Reproduce nothing but the closing run of lines: the line with "Extract all readable text from this page." and each line that follows it to the end of the data.

◇ ◇ ◇ ◇

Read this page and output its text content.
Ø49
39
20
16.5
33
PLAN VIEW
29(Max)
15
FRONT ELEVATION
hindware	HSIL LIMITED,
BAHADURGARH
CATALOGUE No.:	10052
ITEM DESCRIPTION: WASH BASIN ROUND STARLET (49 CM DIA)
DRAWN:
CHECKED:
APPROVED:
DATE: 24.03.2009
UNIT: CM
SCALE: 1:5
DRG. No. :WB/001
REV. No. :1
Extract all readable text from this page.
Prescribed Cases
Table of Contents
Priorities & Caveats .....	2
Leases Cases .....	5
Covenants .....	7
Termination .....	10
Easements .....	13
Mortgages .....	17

◇ ◇ ◇ ◇

■ Reply to the exercise:
Extract all readable text from this page.
Prescribed Cases
Table of Contents
Priorities & Caveats .....	2
Leases Cases .....	5
Covenants .....	7
Termination .....	10
Easements .....	13
Mortgages .....	17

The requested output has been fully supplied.